▶ _Problem to solve_
Copy, from the entries below, each line where the word "BUNNY" can be found.

▶ _Entries provided_
** start **

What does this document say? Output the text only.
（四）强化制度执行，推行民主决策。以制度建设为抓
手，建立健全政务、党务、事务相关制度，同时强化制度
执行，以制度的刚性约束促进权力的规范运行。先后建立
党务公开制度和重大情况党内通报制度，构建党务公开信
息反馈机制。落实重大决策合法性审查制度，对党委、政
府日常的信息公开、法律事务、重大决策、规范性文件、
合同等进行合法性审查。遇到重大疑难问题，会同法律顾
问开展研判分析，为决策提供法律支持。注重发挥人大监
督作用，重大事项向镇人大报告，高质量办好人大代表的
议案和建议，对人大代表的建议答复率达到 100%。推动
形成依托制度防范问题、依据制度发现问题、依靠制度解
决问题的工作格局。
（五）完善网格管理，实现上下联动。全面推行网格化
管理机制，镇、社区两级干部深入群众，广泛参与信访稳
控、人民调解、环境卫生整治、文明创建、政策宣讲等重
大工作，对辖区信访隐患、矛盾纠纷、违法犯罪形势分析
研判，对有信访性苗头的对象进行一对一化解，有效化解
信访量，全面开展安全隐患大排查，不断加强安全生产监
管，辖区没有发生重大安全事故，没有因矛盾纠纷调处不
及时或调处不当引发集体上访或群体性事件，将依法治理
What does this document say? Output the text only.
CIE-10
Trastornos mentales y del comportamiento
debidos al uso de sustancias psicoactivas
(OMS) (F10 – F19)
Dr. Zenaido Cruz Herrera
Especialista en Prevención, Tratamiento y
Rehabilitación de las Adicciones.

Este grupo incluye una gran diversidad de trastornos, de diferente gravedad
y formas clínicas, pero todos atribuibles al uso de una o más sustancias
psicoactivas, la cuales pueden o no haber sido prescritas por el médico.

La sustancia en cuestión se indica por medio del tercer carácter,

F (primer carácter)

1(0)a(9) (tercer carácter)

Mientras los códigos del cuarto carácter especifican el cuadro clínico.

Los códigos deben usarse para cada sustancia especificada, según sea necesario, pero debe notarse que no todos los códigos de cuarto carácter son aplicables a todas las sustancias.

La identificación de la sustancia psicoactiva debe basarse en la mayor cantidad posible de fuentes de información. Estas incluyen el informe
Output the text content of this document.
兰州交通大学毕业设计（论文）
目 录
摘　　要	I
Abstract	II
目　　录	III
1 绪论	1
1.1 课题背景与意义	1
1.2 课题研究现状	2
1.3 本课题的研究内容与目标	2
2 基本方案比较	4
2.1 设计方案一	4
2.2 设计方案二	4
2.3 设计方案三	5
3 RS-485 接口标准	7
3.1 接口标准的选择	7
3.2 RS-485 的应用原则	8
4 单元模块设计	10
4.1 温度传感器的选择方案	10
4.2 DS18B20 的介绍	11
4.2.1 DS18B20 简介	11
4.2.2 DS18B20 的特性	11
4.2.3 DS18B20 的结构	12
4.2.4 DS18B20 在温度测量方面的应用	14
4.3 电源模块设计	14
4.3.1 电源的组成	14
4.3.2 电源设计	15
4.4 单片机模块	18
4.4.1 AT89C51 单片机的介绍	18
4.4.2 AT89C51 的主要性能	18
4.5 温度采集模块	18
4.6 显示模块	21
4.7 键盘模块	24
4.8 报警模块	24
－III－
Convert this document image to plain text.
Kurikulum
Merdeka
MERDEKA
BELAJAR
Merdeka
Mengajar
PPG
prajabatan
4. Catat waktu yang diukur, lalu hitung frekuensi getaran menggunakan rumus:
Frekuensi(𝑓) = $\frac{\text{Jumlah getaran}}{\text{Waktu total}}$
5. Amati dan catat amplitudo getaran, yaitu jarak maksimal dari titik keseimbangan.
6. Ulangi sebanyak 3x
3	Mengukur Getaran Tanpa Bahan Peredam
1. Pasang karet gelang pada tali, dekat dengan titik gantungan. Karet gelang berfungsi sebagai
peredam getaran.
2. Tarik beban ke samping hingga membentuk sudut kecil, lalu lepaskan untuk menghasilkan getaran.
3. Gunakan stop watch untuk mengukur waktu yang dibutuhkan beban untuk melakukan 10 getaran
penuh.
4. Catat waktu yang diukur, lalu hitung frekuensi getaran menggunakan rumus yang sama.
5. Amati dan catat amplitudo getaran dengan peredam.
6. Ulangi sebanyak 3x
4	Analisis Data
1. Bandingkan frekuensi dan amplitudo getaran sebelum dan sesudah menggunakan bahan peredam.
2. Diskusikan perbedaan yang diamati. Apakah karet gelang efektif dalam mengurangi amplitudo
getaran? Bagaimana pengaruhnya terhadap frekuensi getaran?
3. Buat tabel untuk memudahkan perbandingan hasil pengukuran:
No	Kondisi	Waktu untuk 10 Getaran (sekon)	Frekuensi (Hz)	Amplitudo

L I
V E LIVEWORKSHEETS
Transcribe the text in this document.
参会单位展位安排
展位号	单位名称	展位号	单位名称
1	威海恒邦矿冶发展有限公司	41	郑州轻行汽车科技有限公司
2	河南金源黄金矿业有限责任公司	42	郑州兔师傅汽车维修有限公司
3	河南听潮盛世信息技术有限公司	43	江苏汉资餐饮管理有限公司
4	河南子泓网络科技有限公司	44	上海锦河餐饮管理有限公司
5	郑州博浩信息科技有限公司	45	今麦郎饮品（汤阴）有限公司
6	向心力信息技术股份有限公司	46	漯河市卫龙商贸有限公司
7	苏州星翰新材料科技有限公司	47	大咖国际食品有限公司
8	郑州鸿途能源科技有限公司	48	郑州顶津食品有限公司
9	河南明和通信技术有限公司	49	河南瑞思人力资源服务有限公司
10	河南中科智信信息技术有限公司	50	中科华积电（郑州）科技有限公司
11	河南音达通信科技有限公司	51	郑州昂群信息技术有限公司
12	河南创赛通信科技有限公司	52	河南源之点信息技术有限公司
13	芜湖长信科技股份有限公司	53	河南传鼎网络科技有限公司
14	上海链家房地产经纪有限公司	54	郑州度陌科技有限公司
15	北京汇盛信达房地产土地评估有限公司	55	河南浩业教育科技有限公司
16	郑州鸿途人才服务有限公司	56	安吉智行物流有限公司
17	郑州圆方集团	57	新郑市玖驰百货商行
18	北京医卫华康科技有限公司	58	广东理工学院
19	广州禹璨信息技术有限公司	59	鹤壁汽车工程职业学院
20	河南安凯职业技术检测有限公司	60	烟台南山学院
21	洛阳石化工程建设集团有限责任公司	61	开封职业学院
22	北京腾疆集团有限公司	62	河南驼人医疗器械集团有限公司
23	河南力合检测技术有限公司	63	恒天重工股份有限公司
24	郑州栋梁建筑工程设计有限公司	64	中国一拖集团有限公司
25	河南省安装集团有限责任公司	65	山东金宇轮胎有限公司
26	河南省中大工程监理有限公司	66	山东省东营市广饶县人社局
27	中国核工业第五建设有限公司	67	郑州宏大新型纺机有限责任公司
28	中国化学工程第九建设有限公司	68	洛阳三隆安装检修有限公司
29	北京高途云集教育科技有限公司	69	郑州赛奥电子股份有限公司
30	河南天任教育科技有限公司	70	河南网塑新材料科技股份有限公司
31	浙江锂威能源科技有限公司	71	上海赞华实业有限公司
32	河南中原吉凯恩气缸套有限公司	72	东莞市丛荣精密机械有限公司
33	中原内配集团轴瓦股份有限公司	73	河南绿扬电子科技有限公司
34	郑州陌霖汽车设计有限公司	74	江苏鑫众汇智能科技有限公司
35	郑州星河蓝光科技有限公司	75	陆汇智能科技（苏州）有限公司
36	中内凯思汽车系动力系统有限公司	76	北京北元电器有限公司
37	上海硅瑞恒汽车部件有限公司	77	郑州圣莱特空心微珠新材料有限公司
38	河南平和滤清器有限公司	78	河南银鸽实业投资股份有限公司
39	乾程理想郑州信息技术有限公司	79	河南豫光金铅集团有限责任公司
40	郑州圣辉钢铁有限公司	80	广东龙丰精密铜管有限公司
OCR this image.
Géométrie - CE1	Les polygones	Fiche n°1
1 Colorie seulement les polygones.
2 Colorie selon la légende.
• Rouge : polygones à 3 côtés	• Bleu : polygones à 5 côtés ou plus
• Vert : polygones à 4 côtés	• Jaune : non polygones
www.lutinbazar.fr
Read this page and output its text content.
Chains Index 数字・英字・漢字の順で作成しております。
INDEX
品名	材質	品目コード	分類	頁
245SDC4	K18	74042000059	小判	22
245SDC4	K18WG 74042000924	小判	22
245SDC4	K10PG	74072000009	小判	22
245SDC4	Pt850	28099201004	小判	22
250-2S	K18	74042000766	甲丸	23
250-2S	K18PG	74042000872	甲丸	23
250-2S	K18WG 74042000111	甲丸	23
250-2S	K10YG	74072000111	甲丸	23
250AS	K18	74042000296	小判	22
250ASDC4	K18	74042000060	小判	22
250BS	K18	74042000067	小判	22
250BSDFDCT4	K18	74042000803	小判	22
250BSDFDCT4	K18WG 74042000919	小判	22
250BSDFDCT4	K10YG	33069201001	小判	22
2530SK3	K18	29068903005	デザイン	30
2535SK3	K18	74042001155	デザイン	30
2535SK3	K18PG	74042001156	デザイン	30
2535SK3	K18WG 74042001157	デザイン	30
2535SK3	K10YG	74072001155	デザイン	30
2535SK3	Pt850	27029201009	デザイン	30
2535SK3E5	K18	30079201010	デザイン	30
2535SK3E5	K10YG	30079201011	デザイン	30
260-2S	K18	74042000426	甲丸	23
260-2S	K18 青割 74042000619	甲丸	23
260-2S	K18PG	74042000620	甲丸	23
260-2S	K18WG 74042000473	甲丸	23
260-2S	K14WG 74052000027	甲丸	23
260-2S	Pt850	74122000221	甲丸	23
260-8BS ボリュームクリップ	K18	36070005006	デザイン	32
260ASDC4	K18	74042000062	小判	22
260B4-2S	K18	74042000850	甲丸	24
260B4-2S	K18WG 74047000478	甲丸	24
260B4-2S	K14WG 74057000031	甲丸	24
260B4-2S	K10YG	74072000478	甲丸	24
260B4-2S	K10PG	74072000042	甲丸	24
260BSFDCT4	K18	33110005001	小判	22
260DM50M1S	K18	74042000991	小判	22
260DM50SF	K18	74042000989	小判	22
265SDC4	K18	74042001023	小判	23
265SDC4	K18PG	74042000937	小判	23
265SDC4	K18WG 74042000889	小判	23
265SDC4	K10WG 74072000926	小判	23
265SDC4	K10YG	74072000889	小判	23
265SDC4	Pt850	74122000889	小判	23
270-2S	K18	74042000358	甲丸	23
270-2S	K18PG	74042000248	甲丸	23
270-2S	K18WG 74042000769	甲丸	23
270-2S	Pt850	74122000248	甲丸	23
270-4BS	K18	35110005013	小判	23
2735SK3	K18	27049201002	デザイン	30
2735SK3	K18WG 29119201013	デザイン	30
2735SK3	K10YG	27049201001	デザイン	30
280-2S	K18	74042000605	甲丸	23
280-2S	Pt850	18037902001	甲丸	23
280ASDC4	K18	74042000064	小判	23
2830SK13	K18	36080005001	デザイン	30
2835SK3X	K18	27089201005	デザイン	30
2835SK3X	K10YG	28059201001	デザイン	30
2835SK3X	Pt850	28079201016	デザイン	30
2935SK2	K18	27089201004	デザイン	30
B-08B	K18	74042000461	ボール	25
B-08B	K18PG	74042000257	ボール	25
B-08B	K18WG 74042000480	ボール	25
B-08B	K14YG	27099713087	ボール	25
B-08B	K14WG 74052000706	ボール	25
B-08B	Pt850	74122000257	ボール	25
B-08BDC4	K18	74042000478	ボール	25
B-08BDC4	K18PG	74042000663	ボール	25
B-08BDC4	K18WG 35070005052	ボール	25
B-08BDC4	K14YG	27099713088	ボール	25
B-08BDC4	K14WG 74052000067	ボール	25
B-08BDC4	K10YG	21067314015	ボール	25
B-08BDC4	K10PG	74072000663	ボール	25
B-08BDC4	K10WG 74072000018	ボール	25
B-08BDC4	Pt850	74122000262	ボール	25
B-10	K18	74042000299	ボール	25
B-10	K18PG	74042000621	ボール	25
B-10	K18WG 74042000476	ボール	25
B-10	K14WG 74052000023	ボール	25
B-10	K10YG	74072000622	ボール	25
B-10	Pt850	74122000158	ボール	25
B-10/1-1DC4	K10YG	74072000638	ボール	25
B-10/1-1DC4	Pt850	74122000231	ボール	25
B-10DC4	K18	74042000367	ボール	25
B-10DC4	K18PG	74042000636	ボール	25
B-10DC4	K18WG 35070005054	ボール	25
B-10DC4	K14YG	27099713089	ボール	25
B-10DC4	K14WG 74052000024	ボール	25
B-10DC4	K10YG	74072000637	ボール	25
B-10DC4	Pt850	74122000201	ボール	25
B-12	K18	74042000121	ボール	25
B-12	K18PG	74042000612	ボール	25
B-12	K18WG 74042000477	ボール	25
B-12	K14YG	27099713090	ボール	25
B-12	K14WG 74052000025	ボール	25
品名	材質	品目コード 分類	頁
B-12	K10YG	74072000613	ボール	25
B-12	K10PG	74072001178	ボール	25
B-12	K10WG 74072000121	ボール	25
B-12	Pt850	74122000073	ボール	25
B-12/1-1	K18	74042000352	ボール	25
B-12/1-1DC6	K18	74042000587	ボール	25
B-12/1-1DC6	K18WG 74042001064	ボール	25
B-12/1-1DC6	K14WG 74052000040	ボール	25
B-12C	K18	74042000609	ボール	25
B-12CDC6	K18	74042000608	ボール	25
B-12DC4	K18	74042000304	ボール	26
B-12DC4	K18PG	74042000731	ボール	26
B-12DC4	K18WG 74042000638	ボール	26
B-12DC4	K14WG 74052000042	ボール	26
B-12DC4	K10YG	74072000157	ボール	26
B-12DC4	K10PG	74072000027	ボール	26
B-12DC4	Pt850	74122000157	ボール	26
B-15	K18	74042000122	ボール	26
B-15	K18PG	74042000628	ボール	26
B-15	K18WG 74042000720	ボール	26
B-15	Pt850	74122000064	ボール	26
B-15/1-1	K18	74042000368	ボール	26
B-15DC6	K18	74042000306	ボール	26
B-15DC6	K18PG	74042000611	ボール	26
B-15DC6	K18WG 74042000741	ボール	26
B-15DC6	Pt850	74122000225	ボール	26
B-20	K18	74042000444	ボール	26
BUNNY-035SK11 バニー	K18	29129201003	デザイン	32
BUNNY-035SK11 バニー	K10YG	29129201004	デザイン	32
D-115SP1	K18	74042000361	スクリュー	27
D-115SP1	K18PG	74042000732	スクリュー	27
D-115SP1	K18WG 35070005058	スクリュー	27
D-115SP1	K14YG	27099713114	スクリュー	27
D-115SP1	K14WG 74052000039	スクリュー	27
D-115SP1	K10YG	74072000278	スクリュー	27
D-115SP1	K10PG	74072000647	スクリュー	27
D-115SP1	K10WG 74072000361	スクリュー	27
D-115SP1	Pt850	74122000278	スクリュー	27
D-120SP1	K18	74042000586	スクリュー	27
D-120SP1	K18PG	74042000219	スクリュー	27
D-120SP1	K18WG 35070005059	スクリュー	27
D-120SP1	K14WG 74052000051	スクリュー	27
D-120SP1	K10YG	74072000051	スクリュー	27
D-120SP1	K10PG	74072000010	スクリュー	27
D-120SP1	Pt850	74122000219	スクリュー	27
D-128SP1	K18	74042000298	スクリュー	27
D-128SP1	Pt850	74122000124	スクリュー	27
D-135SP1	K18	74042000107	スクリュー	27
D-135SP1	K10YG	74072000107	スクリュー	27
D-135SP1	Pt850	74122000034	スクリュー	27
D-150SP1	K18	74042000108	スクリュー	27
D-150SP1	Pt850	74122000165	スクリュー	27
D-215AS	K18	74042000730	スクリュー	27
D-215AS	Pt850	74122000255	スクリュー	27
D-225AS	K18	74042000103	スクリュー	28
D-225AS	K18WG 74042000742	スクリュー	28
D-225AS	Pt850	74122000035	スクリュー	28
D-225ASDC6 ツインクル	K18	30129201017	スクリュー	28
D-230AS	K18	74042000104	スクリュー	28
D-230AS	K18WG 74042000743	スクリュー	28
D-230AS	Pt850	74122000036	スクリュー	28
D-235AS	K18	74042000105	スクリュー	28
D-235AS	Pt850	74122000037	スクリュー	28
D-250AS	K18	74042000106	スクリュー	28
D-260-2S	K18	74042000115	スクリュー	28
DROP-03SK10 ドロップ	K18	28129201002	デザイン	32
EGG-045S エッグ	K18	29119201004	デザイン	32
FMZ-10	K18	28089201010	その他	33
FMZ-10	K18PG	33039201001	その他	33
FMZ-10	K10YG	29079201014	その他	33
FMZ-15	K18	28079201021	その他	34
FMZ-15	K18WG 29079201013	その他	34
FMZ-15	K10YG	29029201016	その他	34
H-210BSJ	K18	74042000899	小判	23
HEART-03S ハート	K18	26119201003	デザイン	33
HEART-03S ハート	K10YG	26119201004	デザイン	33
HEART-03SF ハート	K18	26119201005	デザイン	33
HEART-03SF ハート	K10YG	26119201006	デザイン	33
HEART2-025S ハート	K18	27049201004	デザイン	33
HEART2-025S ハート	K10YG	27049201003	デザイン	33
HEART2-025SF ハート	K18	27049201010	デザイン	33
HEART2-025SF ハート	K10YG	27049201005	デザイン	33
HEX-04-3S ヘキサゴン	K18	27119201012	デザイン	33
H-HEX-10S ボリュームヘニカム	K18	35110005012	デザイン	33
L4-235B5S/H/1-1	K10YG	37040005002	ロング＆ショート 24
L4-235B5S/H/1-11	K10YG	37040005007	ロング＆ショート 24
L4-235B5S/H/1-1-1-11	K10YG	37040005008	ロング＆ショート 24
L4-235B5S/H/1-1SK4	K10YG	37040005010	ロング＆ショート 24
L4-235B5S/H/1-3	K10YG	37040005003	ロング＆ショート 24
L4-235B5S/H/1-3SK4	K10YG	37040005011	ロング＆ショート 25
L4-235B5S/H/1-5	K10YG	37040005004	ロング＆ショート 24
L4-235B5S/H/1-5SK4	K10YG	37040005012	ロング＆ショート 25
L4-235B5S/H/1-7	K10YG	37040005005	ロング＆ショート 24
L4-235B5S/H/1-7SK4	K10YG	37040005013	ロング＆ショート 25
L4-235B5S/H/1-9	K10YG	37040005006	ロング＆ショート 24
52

** end **

▶ _Task solution_
BUNNY-035SK11 バニー	K18	29129201003	デザイン	32
BUNNY-035SK11 バニー	K10YG	29129201004	デザイン	32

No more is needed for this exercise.